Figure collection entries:
§ §
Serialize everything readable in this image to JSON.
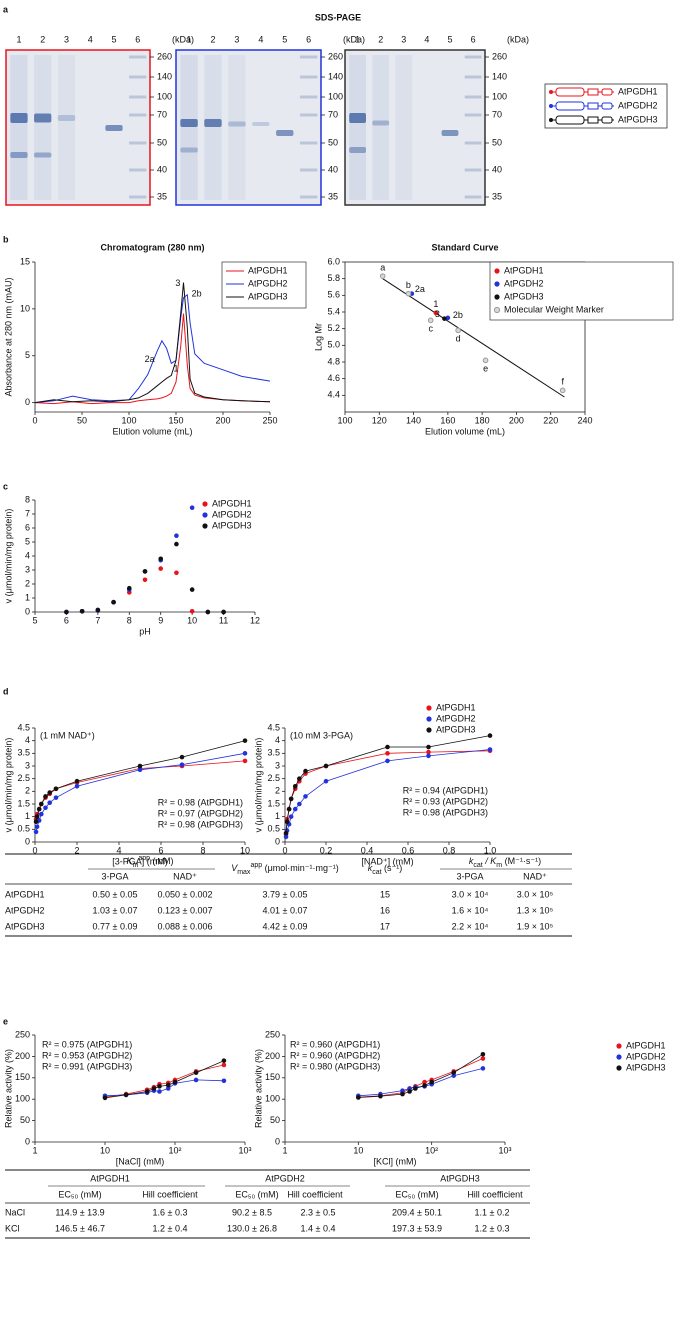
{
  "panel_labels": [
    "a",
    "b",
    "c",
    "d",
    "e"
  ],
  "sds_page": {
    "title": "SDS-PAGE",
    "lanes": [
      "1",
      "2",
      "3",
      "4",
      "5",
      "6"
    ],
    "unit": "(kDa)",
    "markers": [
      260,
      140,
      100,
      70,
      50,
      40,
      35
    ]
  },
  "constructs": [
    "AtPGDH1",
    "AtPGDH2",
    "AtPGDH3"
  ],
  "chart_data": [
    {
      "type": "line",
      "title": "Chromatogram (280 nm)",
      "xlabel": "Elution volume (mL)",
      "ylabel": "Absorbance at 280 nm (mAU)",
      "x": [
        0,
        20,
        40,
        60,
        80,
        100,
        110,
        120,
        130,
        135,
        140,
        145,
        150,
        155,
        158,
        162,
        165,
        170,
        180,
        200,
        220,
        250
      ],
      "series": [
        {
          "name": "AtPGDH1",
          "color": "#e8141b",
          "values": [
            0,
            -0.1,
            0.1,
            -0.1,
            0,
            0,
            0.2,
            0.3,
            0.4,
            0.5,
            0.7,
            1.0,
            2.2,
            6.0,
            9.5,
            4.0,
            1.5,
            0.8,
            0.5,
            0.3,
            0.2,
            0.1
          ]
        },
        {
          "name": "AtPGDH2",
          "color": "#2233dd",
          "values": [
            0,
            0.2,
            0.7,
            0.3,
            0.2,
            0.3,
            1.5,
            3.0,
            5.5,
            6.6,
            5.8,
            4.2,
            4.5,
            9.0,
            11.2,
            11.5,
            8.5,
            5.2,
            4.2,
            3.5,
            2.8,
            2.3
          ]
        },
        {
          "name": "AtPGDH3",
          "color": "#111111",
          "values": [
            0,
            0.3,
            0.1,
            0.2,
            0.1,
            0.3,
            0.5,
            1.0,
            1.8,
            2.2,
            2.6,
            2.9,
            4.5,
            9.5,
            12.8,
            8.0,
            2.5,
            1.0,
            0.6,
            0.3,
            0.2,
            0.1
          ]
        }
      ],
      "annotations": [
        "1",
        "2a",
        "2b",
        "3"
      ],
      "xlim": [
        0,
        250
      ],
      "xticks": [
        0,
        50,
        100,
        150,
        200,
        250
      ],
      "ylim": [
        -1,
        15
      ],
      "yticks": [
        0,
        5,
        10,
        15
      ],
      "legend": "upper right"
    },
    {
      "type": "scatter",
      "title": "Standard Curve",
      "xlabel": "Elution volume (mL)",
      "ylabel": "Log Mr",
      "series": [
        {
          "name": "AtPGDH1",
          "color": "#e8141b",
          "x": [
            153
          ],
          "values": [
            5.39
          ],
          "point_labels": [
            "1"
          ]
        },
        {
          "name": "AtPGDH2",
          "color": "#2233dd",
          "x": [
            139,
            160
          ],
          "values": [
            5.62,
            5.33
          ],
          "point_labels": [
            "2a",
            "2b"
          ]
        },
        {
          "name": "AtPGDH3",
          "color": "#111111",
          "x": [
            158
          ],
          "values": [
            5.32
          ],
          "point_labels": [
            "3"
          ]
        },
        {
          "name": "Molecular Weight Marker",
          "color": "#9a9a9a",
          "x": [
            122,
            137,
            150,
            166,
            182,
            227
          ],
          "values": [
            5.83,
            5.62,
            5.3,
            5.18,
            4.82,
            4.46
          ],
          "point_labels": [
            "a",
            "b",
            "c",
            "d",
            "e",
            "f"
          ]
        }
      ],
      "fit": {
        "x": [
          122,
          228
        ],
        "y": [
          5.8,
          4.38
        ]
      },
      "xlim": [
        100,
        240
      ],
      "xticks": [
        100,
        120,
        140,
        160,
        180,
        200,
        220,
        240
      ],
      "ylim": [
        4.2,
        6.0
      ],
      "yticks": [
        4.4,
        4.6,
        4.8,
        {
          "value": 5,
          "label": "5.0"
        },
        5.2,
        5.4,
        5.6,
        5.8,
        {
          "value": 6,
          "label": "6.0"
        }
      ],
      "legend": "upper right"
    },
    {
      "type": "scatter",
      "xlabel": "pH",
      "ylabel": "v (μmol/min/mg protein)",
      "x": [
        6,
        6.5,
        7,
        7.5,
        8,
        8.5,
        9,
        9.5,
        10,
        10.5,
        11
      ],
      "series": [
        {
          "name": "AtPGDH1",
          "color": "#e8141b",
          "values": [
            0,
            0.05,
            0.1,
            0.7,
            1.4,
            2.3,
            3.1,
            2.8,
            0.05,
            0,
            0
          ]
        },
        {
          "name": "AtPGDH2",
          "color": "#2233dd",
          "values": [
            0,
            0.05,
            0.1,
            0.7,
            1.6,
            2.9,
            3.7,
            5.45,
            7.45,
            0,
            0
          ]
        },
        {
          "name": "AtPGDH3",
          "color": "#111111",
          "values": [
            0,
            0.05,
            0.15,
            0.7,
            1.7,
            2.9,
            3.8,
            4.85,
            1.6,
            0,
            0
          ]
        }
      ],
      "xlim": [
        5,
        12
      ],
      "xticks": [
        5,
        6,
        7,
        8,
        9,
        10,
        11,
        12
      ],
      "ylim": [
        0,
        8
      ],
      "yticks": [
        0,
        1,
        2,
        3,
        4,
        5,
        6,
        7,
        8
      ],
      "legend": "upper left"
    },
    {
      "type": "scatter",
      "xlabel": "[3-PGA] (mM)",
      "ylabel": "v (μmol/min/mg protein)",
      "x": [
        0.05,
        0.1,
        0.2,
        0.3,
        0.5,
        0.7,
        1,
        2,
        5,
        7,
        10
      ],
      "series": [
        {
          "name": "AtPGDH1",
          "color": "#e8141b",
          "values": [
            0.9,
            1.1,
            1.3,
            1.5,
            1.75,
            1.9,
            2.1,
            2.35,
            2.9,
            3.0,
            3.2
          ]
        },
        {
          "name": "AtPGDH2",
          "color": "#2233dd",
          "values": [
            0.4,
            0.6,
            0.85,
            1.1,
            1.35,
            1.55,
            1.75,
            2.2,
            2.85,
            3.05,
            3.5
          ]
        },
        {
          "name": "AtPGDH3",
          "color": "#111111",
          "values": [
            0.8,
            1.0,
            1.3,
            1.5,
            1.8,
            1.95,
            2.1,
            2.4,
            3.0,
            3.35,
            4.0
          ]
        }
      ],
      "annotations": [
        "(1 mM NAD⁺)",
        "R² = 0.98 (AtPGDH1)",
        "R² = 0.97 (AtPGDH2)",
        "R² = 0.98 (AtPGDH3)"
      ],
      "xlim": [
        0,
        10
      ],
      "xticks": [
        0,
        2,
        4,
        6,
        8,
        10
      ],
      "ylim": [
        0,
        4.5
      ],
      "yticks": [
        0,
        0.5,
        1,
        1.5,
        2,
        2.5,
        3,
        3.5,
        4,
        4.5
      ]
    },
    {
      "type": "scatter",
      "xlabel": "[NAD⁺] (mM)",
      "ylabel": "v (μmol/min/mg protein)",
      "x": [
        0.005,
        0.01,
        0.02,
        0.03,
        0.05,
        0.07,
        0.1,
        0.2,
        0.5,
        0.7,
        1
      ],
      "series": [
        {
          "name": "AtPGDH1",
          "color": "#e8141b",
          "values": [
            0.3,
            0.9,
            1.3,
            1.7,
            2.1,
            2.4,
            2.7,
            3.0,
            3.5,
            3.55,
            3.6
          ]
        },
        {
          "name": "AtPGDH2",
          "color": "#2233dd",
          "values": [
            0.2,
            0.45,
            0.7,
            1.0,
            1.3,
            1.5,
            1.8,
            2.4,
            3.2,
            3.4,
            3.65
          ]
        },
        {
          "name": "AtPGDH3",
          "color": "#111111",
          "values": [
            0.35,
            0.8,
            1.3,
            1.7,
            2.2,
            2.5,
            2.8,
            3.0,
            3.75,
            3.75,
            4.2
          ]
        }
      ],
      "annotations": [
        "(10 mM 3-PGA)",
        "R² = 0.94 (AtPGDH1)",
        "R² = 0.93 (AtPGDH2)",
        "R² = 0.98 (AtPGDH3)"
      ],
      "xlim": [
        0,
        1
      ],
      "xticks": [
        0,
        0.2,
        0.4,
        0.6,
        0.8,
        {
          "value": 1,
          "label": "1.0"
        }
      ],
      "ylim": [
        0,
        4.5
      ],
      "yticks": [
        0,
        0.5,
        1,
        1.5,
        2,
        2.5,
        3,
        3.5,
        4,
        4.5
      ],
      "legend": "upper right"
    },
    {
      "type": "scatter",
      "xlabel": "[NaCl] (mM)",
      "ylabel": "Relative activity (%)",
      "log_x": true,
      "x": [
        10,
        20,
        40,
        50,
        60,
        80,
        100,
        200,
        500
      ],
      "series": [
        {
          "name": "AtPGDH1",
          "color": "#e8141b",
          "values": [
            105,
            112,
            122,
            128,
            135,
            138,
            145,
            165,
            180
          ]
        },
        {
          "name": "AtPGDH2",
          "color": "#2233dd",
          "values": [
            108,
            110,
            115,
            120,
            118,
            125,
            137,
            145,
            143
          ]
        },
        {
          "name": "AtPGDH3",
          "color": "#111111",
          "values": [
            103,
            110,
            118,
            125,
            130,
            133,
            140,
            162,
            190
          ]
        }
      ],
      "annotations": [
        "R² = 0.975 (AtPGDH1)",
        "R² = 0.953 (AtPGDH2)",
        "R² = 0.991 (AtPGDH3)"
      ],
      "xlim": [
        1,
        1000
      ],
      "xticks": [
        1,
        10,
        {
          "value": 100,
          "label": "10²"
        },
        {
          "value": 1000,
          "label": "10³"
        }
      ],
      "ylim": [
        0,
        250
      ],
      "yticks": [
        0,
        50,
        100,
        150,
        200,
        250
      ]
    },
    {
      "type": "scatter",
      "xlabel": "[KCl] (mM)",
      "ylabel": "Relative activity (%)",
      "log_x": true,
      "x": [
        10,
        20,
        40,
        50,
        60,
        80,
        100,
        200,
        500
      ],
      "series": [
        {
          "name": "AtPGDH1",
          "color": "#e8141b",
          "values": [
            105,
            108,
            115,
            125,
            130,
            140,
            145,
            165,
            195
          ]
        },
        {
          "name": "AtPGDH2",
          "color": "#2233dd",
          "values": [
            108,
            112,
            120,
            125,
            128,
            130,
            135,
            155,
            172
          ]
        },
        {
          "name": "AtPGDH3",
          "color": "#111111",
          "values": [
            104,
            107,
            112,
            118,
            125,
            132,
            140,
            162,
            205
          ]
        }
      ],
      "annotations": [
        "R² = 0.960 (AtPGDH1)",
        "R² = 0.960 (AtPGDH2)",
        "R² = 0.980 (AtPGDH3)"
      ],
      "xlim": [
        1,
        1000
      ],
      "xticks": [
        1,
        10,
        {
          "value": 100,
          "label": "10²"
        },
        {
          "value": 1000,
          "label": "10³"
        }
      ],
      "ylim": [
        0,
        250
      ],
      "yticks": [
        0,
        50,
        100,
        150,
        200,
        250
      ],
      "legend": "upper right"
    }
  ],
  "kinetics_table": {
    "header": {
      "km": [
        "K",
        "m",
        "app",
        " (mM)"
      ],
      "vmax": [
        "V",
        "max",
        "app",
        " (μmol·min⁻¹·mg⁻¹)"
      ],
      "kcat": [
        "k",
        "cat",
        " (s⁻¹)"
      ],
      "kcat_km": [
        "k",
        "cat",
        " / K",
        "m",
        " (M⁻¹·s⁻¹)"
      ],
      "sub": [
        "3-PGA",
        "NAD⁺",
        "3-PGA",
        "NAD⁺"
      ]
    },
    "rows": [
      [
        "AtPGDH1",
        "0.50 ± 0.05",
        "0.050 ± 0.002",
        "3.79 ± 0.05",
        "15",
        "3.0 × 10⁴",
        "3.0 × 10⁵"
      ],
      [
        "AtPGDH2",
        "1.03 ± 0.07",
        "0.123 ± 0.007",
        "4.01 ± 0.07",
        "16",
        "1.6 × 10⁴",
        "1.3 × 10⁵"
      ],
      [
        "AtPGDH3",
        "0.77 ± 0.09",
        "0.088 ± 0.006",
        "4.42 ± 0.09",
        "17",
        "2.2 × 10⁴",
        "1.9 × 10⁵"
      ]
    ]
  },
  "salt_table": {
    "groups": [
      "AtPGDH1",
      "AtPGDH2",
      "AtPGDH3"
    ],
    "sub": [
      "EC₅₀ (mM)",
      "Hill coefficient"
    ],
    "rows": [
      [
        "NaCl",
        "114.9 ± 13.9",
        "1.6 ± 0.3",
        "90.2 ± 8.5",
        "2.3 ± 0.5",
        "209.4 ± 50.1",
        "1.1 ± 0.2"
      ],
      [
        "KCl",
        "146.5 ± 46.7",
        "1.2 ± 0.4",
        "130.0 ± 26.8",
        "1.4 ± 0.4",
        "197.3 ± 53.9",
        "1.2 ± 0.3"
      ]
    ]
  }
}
§ §
WORK TO BE COMPLETED
The required output is every line above that contains the string "xlabel".

TASK SOLUTION
      "xlabel": "Elution volume (mL)",
      "xlabel": "Elution volume (mL)",
      "xlabel": "pH",
      "xlabel": "[3-PGA] (mM)",
      "xlabel": "[NAD⁺] (mM)",
      "xlabel": "[NaCl] (mM)",
      "xlabel": "[KCl] (mM)",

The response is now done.